Task statement – Reproduce the lines from the one containing "- x-tick-label: 6: [798, 829, 815, 862]" up to and including the one containing "What elements are", swapping "x-tick-label" for "x-axis-tick" wherever it occurs and leaving everything else unchanged.

[Image region annotations]
☆ ☆ ☆ ☆

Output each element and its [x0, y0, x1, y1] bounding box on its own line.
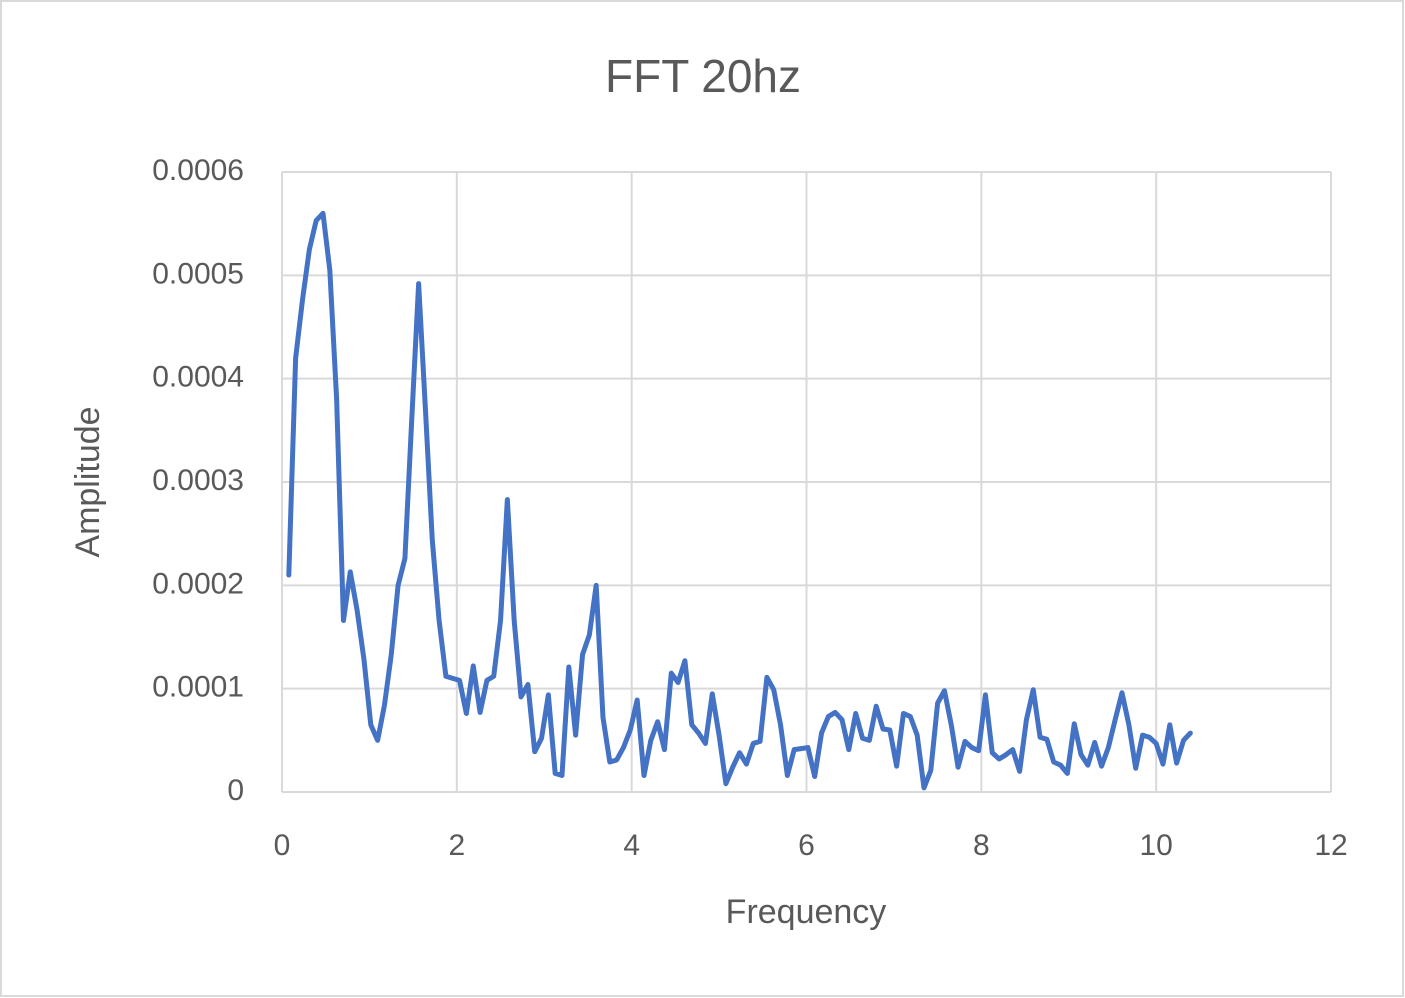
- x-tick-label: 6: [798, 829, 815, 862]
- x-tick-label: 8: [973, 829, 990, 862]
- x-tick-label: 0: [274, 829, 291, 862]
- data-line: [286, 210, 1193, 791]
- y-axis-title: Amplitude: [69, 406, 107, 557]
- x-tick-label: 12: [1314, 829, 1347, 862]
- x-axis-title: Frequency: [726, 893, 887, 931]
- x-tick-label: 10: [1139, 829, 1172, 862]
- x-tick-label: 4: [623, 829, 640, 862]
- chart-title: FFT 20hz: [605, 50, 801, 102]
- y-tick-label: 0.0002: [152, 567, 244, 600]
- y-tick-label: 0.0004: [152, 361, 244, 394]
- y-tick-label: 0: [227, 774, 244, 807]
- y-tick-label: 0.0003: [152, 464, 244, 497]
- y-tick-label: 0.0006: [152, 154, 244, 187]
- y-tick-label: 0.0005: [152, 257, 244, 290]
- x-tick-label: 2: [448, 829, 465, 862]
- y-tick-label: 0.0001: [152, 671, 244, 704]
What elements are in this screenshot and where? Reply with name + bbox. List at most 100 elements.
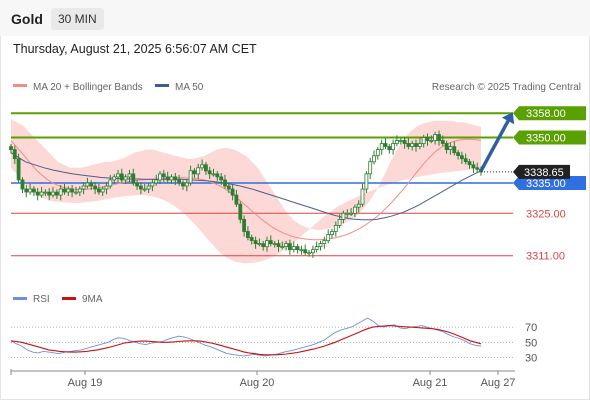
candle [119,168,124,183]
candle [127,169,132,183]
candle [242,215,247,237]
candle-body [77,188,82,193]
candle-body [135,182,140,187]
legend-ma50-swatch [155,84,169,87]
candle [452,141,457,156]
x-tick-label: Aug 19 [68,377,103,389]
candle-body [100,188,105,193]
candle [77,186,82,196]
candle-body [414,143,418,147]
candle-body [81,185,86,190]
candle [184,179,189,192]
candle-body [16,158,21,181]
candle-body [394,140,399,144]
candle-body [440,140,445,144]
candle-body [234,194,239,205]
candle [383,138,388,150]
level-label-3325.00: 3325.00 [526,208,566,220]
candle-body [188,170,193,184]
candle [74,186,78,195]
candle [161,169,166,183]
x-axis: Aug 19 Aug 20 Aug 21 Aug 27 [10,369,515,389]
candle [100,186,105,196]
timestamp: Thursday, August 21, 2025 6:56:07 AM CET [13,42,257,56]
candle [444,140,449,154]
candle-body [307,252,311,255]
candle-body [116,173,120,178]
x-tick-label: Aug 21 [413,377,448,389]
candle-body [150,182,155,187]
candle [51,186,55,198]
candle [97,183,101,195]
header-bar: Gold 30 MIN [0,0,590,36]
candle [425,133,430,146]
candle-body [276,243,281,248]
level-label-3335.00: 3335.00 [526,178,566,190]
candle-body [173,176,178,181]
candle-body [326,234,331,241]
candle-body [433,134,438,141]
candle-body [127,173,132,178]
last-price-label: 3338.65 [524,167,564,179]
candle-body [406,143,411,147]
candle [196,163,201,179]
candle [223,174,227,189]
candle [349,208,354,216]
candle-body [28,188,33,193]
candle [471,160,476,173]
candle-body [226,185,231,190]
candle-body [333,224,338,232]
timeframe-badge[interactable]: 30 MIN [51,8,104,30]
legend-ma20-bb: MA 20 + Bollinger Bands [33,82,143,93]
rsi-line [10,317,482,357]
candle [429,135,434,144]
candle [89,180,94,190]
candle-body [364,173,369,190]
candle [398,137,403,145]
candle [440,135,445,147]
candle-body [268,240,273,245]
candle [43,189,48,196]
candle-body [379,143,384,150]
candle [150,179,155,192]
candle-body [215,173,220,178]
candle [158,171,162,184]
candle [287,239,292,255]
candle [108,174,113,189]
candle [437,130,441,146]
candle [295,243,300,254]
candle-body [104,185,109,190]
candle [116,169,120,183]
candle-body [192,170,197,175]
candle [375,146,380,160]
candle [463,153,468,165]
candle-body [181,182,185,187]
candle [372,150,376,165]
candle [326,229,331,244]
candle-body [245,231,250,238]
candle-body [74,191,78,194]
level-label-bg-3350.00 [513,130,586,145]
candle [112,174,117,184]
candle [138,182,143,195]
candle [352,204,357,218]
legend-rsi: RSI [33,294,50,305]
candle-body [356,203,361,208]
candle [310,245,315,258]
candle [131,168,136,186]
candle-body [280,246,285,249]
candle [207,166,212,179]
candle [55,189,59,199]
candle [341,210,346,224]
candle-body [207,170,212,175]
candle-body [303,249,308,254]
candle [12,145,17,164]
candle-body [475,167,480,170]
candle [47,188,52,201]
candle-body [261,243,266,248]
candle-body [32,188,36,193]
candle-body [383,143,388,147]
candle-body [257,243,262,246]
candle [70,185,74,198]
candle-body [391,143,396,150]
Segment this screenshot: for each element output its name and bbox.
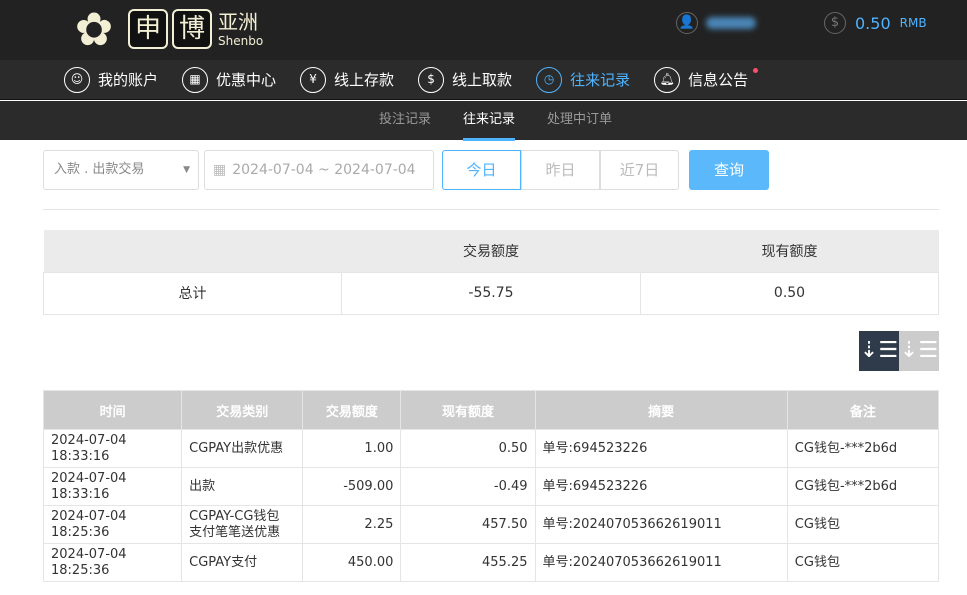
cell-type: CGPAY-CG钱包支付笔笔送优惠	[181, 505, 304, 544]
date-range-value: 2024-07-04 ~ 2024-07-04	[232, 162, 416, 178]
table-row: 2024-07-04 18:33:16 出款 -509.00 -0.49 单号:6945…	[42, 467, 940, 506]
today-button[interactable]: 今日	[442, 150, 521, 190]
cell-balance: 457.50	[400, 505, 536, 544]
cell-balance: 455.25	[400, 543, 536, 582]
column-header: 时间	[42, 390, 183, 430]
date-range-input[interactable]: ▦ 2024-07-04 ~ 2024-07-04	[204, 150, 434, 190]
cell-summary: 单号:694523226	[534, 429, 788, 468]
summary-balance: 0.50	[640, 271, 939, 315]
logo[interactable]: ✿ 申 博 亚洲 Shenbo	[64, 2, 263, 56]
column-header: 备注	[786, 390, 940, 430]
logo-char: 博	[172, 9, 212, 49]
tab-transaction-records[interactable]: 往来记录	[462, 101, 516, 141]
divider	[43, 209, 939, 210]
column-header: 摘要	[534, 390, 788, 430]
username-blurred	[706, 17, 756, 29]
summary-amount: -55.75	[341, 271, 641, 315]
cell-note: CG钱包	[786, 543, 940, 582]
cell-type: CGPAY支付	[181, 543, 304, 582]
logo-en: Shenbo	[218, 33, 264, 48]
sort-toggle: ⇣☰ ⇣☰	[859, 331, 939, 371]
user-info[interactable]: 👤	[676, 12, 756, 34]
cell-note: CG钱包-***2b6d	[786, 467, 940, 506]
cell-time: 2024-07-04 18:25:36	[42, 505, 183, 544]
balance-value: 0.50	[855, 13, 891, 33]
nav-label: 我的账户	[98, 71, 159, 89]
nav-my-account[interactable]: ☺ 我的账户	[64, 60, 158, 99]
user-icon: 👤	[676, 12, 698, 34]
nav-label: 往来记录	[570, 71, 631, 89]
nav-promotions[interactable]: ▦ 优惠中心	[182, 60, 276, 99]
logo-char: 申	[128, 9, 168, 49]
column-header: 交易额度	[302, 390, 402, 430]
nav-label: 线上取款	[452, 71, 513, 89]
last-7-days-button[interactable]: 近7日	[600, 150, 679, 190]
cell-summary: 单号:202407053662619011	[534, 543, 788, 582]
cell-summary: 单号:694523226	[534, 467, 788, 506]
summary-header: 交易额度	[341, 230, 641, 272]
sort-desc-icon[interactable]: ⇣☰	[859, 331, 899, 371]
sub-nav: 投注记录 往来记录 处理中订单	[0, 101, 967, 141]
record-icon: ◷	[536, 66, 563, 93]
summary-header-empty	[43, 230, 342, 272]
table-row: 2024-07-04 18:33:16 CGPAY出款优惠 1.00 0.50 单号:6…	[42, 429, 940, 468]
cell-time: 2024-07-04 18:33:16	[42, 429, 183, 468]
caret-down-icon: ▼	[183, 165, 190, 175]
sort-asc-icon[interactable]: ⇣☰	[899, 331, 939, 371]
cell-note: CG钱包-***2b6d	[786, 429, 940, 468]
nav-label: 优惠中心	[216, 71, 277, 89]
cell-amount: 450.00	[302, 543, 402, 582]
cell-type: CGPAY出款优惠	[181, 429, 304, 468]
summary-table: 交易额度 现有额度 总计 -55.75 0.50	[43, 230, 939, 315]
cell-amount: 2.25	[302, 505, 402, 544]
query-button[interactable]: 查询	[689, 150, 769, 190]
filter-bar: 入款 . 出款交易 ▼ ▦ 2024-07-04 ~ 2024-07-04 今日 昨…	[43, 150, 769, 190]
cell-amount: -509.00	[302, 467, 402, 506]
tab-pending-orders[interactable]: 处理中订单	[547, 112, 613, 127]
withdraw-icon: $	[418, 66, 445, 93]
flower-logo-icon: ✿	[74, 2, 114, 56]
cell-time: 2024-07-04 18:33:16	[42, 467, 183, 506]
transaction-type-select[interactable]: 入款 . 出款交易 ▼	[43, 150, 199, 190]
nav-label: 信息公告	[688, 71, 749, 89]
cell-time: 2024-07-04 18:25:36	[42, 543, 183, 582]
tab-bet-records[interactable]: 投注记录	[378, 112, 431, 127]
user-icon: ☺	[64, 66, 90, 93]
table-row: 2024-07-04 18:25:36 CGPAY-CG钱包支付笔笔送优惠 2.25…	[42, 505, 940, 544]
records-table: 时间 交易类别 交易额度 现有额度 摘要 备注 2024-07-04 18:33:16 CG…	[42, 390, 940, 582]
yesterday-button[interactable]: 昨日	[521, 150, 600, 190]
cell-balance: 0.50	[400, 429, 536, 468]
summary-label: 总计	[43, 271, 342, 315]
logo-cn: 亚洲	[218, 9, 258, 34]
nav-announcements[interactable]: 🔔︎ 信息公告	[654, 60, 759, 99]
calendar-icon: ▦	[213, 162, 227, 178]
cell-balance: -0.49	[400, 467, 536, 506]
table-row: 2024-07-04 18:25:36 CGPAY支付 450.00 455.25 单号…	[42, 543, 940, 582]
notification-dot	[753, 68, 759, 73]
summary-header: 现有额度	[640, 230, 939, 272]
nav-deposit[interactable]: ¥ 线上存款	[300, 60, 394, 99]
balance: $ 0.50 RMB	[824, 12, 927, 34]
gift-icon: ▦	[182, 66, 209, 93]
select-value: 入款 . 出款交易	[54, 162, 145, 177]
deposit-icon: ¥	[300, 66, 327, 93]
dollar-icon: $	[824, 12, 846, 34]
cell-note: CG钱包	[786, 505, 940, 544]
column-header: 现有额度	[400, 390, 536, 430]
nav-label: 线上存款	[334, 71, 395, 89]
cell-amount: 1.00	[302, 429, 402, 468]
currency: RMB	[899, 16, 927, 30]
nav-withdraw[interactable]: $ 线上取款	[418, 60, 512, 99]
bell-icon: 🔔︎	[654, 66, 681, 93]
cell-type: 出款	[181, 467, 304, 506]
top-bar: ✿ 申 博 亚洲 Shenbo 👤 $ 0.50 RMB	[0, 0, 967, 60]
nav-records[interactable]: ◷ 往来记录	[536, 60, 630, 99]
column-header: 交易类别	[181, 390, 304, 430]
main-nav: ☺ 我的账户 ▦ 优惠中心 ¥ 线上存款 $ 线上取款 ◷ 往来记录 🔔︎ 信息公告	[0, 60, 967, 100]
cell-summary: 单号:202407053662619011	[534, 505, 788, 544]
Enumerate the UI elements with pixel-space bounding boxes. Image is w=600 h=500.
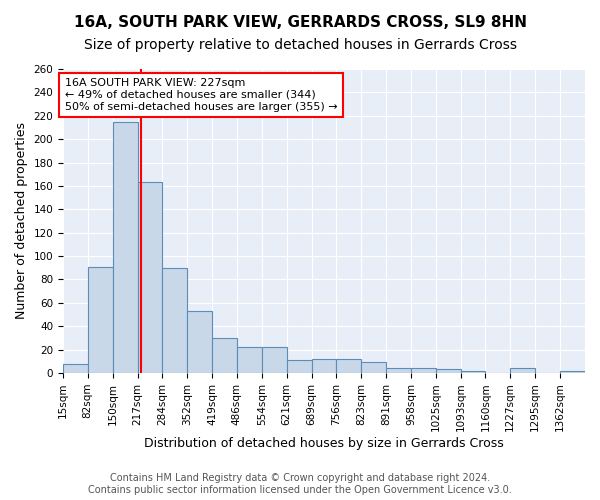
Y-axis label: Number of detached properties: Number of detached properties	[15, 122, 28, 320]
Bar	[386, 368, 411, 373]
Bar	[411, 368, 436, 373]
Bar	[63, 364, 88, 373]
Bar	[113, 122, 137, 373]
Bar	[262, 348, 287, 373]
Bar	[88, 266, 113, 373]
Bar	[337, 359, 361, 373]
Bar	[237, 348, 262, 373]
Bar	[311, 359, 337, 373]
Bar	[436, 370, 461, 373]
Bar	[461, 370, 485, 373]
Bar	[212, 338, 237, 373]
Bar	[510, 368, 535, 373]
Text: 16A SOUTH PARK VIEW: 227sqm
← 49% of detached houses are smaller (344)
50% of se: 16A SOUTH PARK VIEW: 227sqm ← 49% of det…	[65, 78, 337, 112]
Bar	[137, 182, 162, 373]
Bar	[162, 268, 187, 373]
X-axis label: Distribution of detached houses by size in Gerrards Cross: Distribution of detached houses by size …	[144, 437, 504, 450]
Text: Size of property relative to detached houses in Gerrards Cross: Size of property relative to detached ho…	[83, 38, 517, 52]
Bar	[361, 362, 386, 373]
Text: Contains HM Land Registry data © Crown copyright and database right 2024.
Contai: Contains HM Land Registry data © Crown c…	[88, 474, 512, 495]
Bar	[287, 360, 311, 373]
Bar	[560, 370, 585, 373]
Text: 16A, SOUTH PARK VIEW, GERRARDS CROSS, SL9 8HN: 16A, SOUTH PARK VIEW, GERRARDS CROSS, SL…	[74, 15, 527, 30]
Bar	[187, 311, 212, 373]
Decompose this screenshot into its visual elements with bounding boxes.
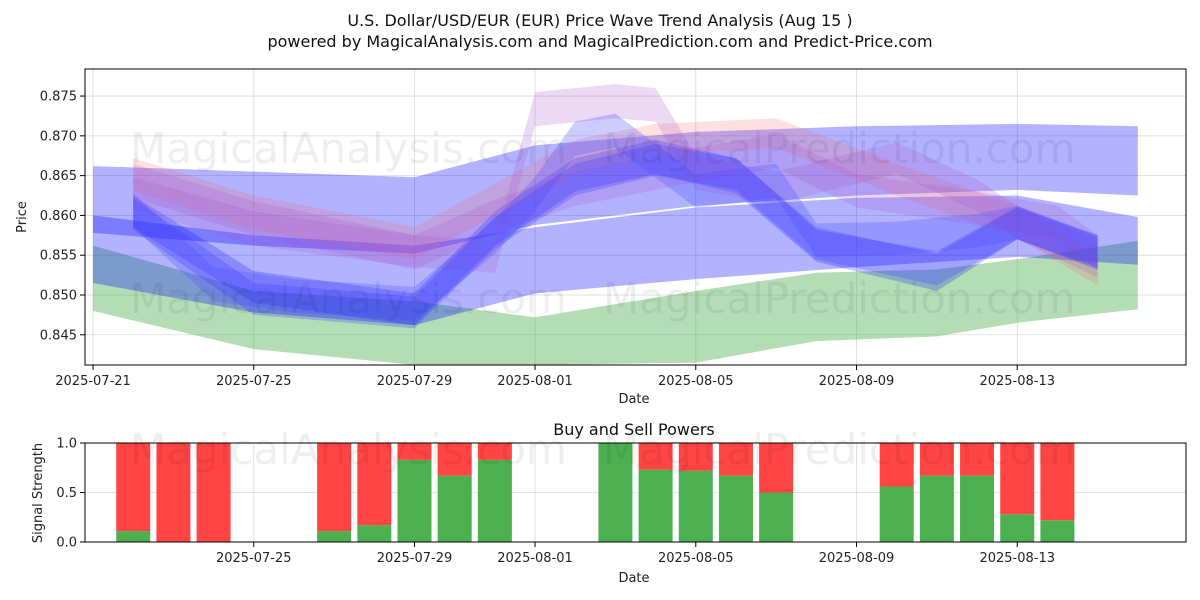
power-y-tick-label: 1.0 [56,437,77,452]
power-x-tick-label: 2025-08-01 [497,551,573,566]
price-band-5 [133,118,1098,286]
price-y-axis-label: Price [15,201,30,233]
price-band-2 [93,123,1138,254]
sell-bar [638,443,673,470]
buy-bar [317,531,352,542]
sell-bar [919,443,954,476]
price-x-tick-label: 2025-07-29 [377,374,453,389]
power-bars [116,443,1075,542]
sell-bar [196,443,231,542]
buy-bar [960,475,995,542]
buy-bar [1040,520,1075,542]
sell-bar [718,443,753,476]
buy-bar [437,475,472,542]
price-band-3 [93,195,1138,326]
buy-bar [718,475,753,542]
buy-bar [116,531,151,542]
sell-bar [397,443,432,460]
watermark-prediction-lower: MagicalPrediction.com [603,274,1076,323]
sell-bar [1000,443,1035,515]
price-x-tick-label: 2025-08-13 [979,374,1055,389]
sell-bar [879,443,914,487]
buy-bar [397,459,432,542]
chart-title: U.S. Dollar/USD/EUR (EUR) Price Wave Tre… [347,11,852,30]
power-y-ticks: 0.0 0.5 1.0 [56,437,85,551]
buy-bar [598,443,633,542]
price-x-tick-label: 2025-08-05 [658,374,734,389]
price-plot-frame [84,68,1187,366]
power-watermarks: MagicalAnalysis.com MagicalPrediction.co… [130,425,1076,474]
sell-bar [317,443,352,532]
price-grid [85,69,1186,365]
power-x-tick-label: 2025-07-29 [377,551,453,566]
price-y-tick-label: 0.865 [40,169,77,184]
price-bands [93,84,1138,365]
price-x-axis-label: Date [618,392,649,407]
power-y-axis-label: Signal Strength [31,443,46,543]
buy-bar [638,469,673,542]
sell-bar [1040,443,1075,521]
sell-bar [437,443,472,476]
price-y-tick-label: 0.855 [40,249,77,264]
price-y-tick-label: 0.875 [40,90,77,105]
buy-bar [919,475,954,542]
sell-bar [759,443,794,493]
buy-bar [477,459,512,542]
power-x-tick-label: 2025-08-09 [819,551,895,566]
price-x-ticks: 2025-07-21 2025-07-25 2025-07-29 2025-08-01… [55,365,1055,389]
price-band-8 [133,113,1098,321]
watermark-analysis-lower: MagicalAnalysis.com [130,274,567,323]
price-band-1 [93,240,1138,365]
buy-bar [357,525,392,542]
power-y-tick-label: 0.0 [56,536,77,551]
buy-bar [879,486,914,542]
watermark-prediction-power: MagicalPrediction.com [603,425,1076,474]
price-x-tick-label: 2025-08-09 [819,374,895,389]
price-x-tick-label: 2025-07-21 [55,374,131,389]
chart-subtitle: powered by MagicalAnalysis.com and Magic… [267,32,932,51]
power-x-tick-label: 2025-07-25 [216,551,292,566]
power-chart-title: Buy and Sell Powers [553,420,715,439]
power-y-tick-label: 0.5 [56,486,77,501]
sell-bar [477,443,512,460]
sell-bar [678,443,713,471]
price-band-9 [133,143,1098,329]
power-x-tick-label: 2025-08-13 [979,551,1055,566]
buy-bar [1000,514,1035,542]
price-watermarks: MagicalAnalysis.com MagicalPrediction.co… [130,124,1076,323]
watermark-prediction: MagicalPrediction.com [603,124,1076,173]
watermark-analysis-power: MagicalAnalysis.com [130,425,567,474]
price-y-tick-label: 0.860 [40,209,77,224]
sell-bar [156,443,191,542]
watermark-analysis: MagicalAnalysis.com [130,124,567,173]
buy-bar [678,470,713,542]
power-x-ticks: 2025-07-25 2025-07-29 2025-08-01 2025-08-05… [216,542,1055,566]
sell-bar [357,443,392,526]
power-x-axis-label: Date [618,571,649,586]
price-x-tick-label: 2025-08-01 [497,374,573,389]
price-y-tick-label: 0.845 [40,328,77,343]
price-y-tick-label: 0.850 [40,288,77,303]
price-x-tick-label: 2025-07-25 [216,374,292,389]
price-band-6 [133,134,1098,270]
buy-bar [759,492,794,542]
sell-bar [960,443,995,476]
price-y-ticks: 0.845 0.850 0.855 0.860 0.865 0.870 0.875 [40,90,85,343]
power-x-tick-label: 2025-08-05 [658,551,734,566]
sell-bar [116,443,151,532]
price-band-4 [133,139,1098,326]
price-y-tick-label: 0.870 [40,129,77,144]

☆ ☆ ☆ ☆

Exercise response –
- x-axis-tick: 6: [798, 829, 815, 862]
- x-axis-tick: 8: [973, 829, 990, 862]
- x-axis-tick: 0: [274, 829, 291, 862]
- data-line: [286, 210, 1193, 791]
- y-axis-title: Amplitude: [69, 406, 107, 557]
- x-axis-tick: 12: [1314, 829, 1347, 862]
- x-axis-title: Frequency: [726, 893, 887, 931]
- x-axis-tick: 10: [1139, 829, 1172, 862]
- x-axis-tick: 4: [623, 829, 640, 862]
- chart-title: FFT 20hz: [605, 50, 801, 102]
- y-tick-label: 0.0002: [152, 567, 244, 600]
- y-tick-label: 0.0004: [152, 361, 244, 394]
- y-tick-label: 0: [227, 774, 244, 807]
- y-tick-label: 0.0003: [152, 464, 244, 497]
- y-tick-label: 0.0006: [152, 154, 244, 187]
- y-tick-label: 0.0005: [152, 257, 244, 290]
- x-axis-tick: 2: [448, 829, 465, 862]
- y-tick-label: 0.0001: [152, 671, 244, 704]
What elements are in this screenshot and where? Reply with name + bbox. List at most 100 elements.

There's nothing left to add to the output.